Every record should be written out exactly, please.

• • •

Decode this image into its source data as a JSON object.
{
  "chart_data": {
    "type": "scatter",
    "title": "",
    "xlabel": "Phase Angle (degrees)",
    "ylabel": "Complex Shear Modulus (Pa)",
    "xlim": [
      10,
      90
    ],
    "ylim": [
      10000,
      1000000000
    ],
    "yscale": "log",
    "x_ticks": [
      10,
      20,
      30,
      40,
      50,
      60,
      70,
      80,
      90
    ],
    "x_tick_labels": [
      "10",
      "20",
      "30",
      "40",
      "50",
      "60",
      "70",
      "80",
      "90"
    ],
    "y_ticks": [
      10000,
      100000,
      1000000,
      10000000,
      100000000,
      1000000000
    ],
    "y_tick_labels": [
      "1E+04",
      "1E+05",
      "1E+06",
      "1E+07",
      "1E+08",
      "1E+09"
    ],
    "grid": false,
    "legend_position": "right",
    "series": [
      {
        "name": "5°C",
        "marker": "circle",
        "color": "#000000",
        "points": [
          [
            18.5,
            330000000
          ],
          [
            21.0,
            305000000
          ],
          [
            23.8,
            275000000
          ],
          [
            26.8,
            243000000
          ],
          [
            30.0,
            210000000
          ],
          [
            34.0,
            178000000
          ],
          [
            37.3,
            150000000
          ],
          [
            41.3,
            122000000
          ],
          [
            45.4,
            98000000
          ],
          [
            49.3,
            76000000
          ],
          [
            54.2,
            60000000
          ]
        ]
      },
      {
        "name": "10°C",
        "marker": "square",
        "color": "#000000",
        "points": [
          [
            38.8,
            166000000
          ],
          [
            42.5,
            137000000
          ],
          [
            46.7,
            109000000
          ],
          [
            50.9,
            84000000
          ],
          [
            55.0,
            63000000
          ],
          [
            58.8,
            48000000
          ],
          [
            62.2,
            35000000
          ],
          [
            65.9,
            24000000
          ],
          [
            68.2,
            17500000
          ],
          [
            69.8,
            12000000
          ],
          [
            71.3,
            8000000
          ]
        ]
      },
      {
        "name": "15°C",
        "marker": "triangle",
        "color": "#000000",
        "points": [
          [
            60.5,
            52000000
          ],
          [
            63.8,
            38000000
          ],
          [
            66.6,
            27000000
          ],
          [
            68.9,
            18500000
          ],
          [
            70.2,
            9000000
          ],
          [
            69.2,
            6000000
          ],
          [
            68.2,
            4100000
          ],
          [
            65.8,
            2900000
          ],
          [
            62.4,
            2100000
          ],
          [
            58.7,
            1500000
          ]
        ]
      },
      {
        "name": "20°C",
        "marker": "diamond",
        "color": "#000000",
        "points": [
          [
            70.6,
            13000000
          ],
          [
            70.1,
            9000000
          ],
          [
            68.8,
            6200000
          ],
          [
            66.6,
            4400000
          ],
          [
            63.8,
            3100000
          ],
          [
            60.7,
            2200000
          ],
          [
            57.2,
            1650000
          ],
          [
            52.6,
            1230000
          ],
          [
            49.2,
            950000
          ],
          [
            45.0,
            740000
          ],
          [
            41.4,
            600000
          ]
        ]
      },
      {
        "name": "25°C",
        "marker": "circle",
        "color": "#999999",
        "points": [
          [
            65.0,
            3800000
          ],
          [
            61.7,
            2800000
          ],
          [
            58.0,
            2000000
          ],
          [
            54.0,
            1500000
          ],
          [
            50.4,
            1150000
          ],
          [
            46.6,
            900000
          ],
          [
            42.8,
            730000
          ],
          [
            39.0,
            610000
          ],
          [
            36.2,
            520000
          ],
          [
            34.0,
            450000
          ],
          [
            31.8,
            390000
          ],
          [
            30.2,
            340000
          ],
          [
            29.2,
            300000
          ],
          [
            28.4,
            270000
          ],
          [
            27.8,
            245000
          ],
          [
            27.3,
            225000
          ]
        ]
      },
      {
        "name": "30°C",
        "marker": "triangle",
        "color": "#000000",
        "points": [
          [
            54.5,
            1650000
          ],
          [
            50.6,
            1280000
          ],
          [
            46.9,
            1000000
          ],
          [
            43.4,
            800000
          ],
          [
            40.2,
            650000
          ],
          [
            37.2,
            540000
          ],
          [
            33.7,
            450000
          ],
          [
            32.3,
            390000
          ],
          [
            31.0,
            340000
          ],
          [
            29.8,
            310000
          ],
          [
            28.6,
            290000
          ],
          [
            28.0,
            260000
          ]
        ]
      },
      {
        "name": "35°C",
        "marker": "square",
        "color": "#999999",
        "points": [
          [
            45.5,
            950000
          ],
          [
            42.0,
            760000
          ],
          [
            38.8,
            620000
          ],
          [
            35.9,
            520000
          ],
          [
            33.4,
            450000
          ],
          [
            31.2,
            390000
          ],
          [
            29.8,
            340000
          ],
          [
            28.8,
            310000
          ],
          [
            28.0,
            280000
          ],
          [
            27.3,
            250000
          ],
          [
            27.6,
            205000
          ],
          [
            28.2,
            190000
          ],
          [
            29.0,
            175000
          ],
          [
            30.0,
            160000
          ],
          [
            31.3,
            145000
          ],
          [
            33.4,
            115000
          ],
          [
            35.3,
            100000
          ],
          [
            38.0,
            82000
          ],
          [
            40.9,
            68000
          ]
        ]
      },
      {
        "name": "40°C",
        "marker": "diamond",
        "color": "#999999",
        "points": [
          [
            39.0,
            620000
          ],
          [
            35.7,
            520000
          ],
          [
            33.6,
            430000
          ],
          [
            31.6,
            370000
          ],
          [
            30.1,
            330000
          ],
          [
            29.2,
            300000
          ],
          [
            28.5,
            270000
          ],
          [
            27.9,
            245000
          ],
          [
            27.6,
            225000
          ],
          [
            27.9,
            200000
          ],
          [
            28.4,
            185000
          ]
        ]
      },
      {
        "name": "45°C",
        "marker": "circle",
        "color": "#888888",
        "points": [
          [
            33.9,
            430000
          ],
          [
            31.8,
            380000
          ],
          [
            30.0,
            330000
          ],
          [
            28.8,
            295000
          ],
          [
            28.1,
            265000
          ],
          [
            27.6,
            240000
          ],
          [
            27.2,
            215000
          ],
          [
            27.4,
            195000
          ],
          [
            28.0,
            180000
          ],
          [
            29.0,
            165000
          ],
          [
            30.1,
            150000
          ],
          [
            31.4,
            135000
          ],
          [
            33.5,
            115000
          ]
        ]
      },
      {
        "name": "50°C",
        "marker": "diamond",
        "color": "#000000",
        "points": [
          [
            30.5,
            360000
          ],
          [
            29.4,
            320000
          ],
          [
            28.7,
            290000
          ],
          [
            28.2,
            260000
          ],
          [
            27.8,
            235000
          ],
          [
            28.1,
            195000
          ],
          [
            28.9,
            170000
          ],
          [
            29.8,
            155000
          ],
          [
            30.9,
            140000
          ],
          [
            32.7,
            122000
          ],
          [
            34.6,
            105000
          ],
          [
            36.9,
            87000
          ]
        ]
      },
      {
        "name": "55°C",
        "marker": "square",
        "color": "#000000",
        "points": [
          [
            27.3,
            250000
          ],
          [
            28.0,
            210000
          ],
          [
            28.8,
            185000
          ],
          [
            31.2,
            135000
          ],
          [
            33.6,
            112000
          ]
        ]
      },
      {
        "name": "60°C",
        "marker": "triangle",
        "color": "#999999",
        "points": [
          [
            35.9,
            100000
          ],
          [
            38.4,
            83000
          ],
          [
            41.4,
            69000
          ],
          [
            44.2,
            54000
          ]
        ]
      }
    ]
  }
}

• • •

## Complete response
Decode this image into its source data as a JSON object.
{
  "chart_data": {
    "type": "scatter",
    "title": "",
    "xlabel": "Phase Angle (degrees)",
    "ylabel": "Complex Shear Modulus (Pa)",
    "xlim": [
      10,
      90
    ],
    "ylim": [
      10000,
      1000000000
    ],
    "yscale": "log",
    "x_ticks": [
      10,
      20,
      30,
      40,
      50,
      60,
      70,
      80,
      90
    ],
    "x_tick_labels": [
      "10",
      "20",
      "30",
      "40",
      "50",
      "60",
      "70",
      "80",
      "90"
    ],
    "y_ticks": [
      10000,
      100000,
      1000000,
      10000000,
      100000000,
      1000000000
    ],
    "y_tick_labels": [
      "1E+04",
      "1E+05",
      "1E+06",
      "1E+07",
      "1E+08",
      "1E+09"
    ],
    "grid": false,
    "legend_position": "right",
    "series": [
      {
        "name": "5°C",
        "marker": "circle",
        "color": "#000000",
        "points": [
          [
            18.5,
            330000000
          ],
          [
            21.0,
            305000000
          ],
          [
            23.8,
            275000000
          ],
          [
            26.8,
            243000000
          ],
          [
            30.0,
            210000000
          ],
          [
            34.0,
            178000000
          ],
          [
            37.3,
            150000000
          ],
          [
            41.3,
            122000000
          ],
          [
            45.4,
            98000000
          ],
          [
            49.3,
            76000000
          ],
          [
            54.2,
            60000000
          ]
        ]
      },
      {
        "name": "10°C",
        "marker": "square",
        "color": "#000000",
        "points": [
          [
            38.8,
            166000000
          ],
          [
            42.5,
            137000000
          ],
          [
            46.7,
            109000000
          ],
          [
            50.9,
            84000000
          ],
          [
            55.0,
            63000000
          ],
          [
            58.8,
            48000000
          ],
          [
            62.2,
            35000000
          ],
          [
            65.9,
            24000000
          ],
          [
            68.2,
            17500000
          ],
          [
            69.8,
            12000000
          ],
          [
            71.3,
            8000000
          ]
        ]
      },
      {
        "name": "15°C",
        "marker": "triangle",
        "color": "#000000",
        "points": [
          [
            60.5,
            52000000
          ],
          [
            63.8,
            38000000
          ],
          [
            66.6,
            27000000
          ],
          [
            68.9,
            18500000
          ],
          [
            70.2,
            9000000
          ],
          [
            69.2,
            6000000
          ],
          [
            68.2,
            4100000
          ],
          [
            65.8,
            2900000
          ],
          [
            62.4,
            2100000
          ],
          [
            58.7,
            1500000
          ]
        ]
      },
      {
        "name": "20°C",
        "marker": "diamond",
        "color": "#000000",
        "points": [
          [
            70.6,
            13000000
          ],
          [
            70.1,
            9000000
          ],
          [
            68.8,
            6200000
          ],
          [
            66.6,
            4400000
          ],
          [
            63.8,
            3100000
          ],
          [
            60.7,
            2200000
          ],
          [
            57.2,
            1650000
          ],
          [
            52.6,
            1230000
          ],
          [
            49.2,
            950000
          ],
          [
            45.0,
            740000
          ],
          [
            41.4,
            600000
          ]
        ]
      },
      {
        "name": "25°C",
        "marker": "circle",
        "color": "#999999",
        "points": [
          [
            65.0,
            3800000
          ],
          [
            61.7,
            2800000
          ],
          [
            58.0,
            2000000
          ],
          [
            54.0,
            1500000
          ],
          [
            50.4,
            1150000
          ],
          [
            46.6,
            900000
          ],
          [
            42.8,
            730000
          ],
          [
            39.0,
            610000
          ],
          [
            36.2,
            520000
          ],
          [
            34.0,
            450000
          ],
          [
            31.8,
            390000
          ],
          [
            30.2,
            340000
          ],
          [
            29.2,
            300000
          ],
          [
            28.4,
            270000
          ],
          [
            27.8,
            245000
          ],
          [
            27.3,
            225000
          ]
        ]
      },
      {
        "name": "30°C",
        "marker": "triangle",
        "color": "#000000",
        "points": [
          [
            54.5,
            1650000
          ],
          [
            50.6,
            1280000
          ],
          [
            46.9,
            1000000
          ],
          [
            43.4,
            800000
          ],
          [
            40.2,
            650000
          ],
          [
            37.2,
            540000
          ],
          [
            33.7,
            450000
          ],
          [
            32.3,
            390000
          ],
          [
            31.0,
            340000
          ],
          [
            29.8,
            310000
          ],
          [
            28.6,
            290000
          ],
          [
            28.0,
            260000
          ]
        ]
      },
      {
        "name": "35°C",
        "marker": "square",
        "color": "#999999",
        "points": [
          [
            45.5,
            950000
          ],
          [
            42.0,
            760000
          ],
          [
            38.8,
            620000
          ],
          [
            35.9,
            520000
          ],
          [
            33.4,
            450000
          ],
          [
            31.2,
            390000
          ],
          [
            29.8,
            340000
          ],
          [
            28.8,
            310000
          ],
          [
            28.0,
            280000
          ],
          [
            27.3,
            250000
          ],
          [
            27.6,
            205000
          ],
          [
            28.2,
            190000
          ],
          [
            29.0,
            175000
          ],
          [
            30.0,
            160000
          ],
          [
            31.3,
            145000
          ],
          [
            33.4,
            115000
          ],
          [
            35.3,
            100000
          ],
          [
            38.0,
            82000
          ],
          [
            40.9,
            68000
          ]
        ]
      },
      {
        "name": "40°C",
        "marker": "diamond",
        "color": "#999999",
        "points": [
          [
            39.0,
            620000
          ],
          [
            35.7,
            520000
          ],
          [
            33.6,
            430000
          ],
          [
            31.6,
            370000
          ],
          [
            30.1,
            330000
          ],
          [
            29.2,
            300000
          ],
          [
            28.5,
            270000
          ],
          [
            27.9,
            245000
          ],
          [
            27.6,
            225000
          ],
          [
            27.9,
            200000
          ],
          [
            28.4,
            185000
          ]
        ]
      },
      {
        "name": "45°C",
        "marker": "circle",
        "color": "#888888",
        "points": [
          [
            33.9,
            430000
          ],
          [
            31.8,
            380000
          ],
          [
            30.0,
            330000
          ],
          [
            28.8,
            295000
          ],
          [
            28.1,
            265000
          ],
          [
            27.6,
            240000
          ],
          [
            27.2,
            215000
          ],
          [
            27.4,
            195000
          ],
          [
            28.0,
            180000
          ],
          [
            29.0,
            165000
          ],
          [
            30.1,
            150000
          ],
          [
            31.4,
            135000
          ],
          [
            33.5,
            115000
          ]
        ]
      },
      {
        "name": "50°C",
        "marker": "diamond",
        "color": "#000000",
        "points": [
          [
            30.5,
            360000
          ],
          [
            29.4,
            320000
          ],
          [
            28.7,
            290000
          ],
          [
            28.2,
            260000
          ],
          [
            27.8,
            235000
          ],
          [
            28.1,
            195000
          ],
          [
            28.9,
            170000
          ],
          [
            29.8,
            155000
          ],
          [
            30.9,
            140000
          ],
          [
            32.7,
            122000
          ],
          [
            34.6,
            105000
          ],
          [
            36.9,
            87000
          ]
        ]
      },
      {
        "name": "55°C",
        "marker": "square",
        "color": "#000000",
        "points": [
          [
            27.3,
            250000
          ],
          [
            28.0,
            210000
          ],
          [
            28.8,
            185000
          ],
          [
            31.2,
            135000
          ],
          [
            33.6,
            112000
          ]
        ]
      },
      {
        "name": "60°C",
        "marker": "triangle",
        "color": "#999999",
        "points": [
          [
            35.9,
            100000
          ],
          [
            38.4,
            83000
          ],
          [
            41.4,
            69000
          ],
          [
            44.2,
            54000
          ]
        ]
      }
    ]
  }
}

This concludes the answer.